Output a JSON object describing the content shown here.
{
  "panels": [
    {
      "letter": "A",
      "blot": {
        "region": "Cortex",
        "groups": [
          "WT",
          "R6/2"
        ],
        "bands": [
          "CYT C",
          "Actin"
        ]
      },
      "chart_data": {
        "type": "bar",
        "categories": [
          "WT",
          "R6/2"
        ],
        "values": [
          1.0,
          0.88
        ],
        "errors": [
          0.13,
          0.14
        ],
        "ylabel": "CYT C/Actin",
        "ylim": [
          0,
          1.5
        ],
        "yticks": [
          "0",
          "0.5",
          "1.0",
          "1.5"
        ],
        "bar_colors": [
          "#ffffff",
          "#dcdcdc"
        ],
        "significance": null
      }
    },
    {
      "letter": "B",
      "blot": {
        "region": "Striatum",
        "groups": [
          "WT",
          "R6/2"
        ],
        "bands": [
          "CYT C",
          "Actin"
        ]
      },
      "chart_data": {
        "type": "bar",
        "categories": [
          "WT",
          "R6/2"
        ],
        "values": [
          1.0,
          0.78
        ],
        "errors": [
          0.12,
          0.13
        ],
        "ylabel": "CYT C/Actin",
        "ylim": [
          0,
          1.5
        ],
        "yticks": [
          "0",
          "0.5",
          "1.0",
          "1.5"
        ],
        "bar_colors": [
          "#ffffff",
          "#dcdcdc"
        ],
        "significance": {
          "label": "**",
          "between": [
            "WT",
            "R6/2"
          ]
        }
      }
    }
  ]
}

====

* **Set task**
Reproduce each line of the material above precisely.

* **Expected answer**
Output a JSON object describing the content shown here.
{
  "panels": [
    {
      "letter": "A",
      "blot": {
        "region": "Cortex",
        "groups": [
          "WT",
          "R6/2"
        ],
        "bands": [
          "CYT C",
          "Actin"
        ]
      },
      "chart_data": {
        "type": "bar",
        "categories": [
          "WT",
          "R6/2"
        ],
        "values": [
          1.0,
          0.88
        ],
        "errors": [
          0.13,
          0.14
        ],
        "ylabel": "CYT C/Actin",
        "ylim": [
          0,
          1.5
        ],
        "yticks": [
          "0",
          "0.5",
          "1.0",
          "1.5"
        ],
        "bar_colors": [
          "#ffffff",
          "#dcdcdc"
        ],
        "significance": null
      }
    },
    {
      "letter": "B",
      "blot": {
        "region": "Striatum",
        "groups": [
          "WT",
          "R6/2"
        ],
        "bands": [
          "CYT C",
          "Actin"
        ]
      },
      "chart_data": {
        "type": "bar",
        "categories": [
          "WT",
          "R6/2"
        ],
        "values": [
          1.0,
          0.78
        ],
        "errors": [
          0.12,
          0.13
        ],
        "ylabel": "CYT C/Actin",
        "ylim": [
          0,
          1.5
        ],
        "yticks": [
          "0",
          "0.5",
          "1.0",
          "1.5"
        ],
        "bar_colors": [
          "#ffffff",
          "#dcdcdc"
        ],
        "significance": {
          "label": "**",
          "between": [
            "WT",
            "R6/2"
          ]
        }
      }
    }
  ]
}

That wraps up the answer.